What is expected -> Are you able to retype all the records below exactly?

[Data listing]
[BEGIN]
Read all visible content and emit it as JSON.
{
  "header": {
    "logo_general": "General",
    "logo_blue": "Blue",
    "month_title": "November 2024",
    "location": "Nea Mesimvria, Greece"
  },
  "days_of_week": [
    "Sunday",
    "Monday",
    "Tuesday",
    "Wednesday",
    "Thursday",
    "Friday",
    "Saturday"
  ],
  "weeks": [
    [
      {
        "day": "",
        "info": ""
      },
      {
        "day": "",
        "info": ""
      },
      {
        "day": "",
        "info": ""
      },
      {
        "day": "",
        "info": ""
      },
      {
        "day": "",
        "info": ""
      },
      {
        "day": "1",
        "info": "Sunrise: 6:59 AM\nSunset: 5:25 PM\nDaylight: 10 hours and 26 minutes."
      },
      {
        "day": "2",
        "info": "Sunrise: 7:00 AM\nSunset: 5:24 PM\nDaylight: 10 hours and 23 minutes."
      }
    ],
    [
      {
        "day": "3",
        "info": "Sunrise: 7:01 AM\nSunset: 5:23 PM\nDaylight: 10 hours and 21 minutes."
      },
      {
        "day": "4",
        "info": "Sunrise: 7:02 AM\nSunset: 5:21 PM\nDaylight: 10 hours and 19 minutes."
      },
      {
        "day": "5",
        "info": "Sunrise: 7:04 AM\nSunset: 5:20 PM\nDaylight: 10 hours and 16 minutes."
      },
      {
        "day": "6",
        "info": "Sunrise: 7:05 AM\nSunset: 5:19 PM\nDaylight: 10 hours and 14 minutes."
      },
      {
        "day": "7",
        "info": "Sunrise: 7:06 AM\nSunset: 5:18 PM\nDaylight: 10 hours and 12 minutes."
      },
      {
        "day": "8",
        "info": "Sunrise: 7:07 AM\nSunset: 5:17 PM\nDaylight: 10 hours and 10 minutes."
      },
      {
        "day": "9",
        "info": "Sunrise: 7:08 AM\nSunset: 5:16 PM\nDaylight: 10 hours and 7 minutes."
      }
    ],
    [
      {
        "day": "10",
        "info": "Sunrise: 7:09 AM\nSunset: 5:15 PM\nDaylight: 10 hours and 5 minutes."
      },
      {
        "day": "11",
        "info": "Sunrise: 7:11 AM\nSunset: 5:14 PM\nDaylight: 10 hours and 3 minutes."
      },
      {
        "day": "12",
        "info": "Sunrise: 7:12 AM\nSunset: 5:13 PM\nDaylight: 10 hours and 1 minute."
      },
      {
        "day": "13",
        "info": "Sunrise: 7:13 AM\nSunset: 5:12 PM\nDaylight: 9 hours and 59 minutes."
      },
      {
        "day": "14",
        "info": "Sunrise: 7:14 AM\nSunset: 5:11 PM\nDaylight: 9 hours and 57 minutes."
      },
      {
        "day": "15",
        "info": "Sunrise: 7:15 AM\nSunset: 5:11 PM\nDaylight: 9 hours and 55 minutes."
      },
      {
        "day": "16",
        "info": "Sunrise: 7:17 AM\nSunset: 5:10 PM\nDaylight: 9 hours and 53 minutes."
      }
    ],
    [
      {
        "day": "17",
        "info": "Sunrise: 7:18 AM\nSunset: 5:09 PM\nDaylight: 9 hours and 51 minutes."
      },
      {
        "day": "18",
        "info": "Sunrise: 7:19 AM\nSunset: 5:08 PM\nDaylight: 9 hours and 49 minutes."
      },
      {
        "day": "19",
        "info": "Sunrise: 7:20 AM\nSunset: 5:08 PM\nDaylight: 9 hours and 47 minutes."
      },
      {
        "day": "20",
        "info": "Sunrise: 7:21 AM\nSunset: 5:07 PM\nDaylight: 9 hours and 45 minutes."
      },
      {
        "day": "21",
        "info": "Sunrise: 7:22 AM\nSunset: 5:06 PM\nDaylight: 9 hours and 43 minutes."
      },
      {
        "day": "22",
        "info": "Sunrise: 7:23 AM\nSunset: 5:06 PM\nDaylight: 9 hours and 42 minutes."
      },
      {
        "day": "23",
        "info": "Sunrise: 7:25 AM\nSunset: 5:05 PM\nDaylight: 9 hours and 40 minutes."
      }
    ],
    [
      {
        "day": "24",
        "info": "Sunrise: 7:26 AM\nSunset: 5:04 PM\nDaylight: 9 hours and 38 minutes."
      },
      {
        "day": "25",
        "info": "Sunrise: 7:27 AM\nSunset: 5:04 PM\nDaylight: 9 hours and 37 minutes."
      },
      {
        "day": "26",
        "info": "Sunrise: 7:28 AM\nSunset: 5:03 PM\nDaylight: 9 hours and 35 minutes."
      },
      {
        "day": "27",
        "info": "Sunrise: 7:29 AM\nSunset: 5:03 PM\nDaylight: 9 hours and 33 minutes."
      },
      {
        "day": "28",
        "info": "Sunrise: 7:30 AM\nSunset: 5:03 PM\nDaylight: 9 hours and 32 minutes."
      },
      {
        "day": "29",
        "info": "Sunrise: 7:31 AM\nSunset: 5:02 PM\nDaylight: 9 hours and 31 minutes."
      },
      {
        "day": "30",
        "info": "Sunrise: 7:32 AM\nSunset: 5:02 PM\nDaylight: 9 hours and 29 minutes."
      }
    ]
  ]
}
[END]
Solution to the problem ->
Read all visible content and emit it as JSON.
{
  "header": {
    "logo_general": "General",
    "logo_blue": "Blue",
    "month_title": "November 2024",
    "location": "Nea Mesimvria, Greece"
  },
  "days_of_week": [
    "Sunday",
    "Monday",
    "Tuesday",
    "Wednesday",
    "Thursday",
    "Friday",
    "Saturday"
  ],
  "weeks": [
    [
      {
        "day": "",
        "info": ""
      },
      {
        "day": "",
        "info": ""
      },
      {
        "day": "",
        "info": ""
      },
      {
        "day": "",
        "info": ""
      },
      {
        "day": "",
        "info": ""
      },
      {
        "day": "1",
        "info": "Sunrise: 6:59 AM\nSunset: 5:25 PM\nDaylight: 10 hours and 26 minutes."
      },
      {
        "day": "2",
        "info": "Sunrise: 7:00 AM\nSunset: 5:24 PM\nDaylight: 10 hours and 23 minutes."
      }
    ],
    [
      {
        "day": "3",
        "info": "Sunrise: 7:01 AM\nSunset: 5:23 PM\nDaylight: 10 hours and 21 minutes."
      },
      {
        "day": "4",
        "info": "Sunrise: 7:02 AM\nSunset: 5:21 PM\nDaylight: 10 hours and 19 minutes."
      },
      {
        "day": "5",
        "info": "Sunrise: 7:04 AM\nSunset: 5:20 PM\nDaylight: 10 hours and 16 minutes."
      },
      {
        "day": "6",
        "info": "Sunrise: 7:05 AM\nSunset: 5:19 PM\nDaylight: 10 hours and 14 minutes."
      },
      {
        "day": "7",
        "info": "Sunrise: 7:06 AM\nSunset: 5:18 PM\nDaylight: 10 hours and 12 minutes."
      },
      {
        "day": "8",
        "info": "Sunrise: 7:07 AM\nSunset: 5:17 PM\nDaylight: 10 hours and 10 minutes."
      },
      {
        "day": "9",
        "info": "Sunrise: 7:08 AM\nSunset: 5:16 PM\nDaylight: 10 hours and 7 minutes."
      }
    ],
    [
      {
        "day": "10",
        "info": "Sunrise: 7:09 AM\nSunset: 5:15 PM\nDaylight: 10 hours and 5 minutes."
      },
      {
        "day": "11",
        "info": "Sunrise: 7:11 AM\nSunset: 5:14 PM\nDaylight: 10 hours and 3 minutes."
      },
      {
        "day": "12",
        "info": "Sunrise: 7:12 AM\nSunset: 5:13 PM\nDaylight: 10 hours and 1 minute."
      },
      {
        "day": "13",
        "info": "Sunrise: 7:13 AM\nSunset: 5:12 PM\nDaylight: 9 hours and 59 minutes."
      },
      {
        "day": "14",
        "info": "Sunrise: 7:14 AM\nSunset: 5:11 PM\nDaylight: 9 hours and 57 minutes."
      },
      {
        "day": "15",
        "info": "Sunrise: 7:15 AM\nSunset: 5:11 PM\nDaylight: 9 hours and 55 minutes."
      },
      {
        "day": "16",
        "info": "Sunrise: 7:17 AM\nSunset: 5:10 PM\nDaylight: 9 hours and 53 minutes."
      }
    ],
    [
      {
        "day": "17",
        "info": "Sunrise: 7:18 AM\nSunset: 5:09 PM\nDaylight: 9 hours and 51 minutes."
      },
      {
        "day": "18",
        "info": "Sunrise: 7:19 AM\nSunset: 5:08 PM\nDaylight: 9 hours and 49 minutes."
      },
      {
        "day": "19",
        "info": "Sunrise: 7:20 AM\nSunset: 5:08 PM\nDaylight: 9 hours and 47 minutes."
      },
      {
        "day": "20",
        "info": "Sunrise: 7:21 AM\nSunset: 5:07 PM\nDaylight: 9 hours and 45 minutes."
      },
      {
        "day": "21",
        "info": "Sunrise: 7:22 AM\nSunset: 5:06 PM\nDaylight: 9 hours and 43 minutes."
      },
      {
        "day": "22",
        "info": "Sunrise: 7:23 AM\nSunset: 5:06 PM\nDaylight: 9 hours and 42 minutes."
      },
      {
        "day": "23",
        "info": "Sunrise: 7:25 AM\nSunset: 5:05 PM\nDaylight: 9 hours and 40 minutes."
      }
    ],
    [
      {
        "day": "24",
        "info": "Sunrise: 7:26 AM\nSunset: 5:04 PM\nDaylight: 9 hours and 38 minutes."
      },
      {
        "day": "25",
        "info": "Sunrise: 7:27 AM\nSunset: 5:04 PM\nDaylight: 9 hours and 37 minutes."
      },
      {
        "day": "26",
        "info": "Sunrise: 7:28 AM\nSunset: 5:03 PM\nDaylight: 9 hours and 35 minutes."
      },
      {
        "day": "27",
        "info": "Sunrise: 7:29 AM\nSunset: 5:03 PM\nDaylight: 9 hours and 33 minutes."
      },
      {
        "day": "28",
        "info": "Sunrise: 7:30 AM\nSunset: 5:03 PM\nDaylight: 9 hours and 32 minutes."
      },
      {
        "day": "29",
        "info": "Sunrise: 7:31 AM\nSunset: 5:02 PM\nDaylight: 9 hours and 31 minutes."
      },
      {
        "day": "30",
        "info": "Sunrise: 7:32 AM\nSunset: 5:02 PM\nDaylight: 9 hours and 29 minutes."
      }
    ]
  ]
}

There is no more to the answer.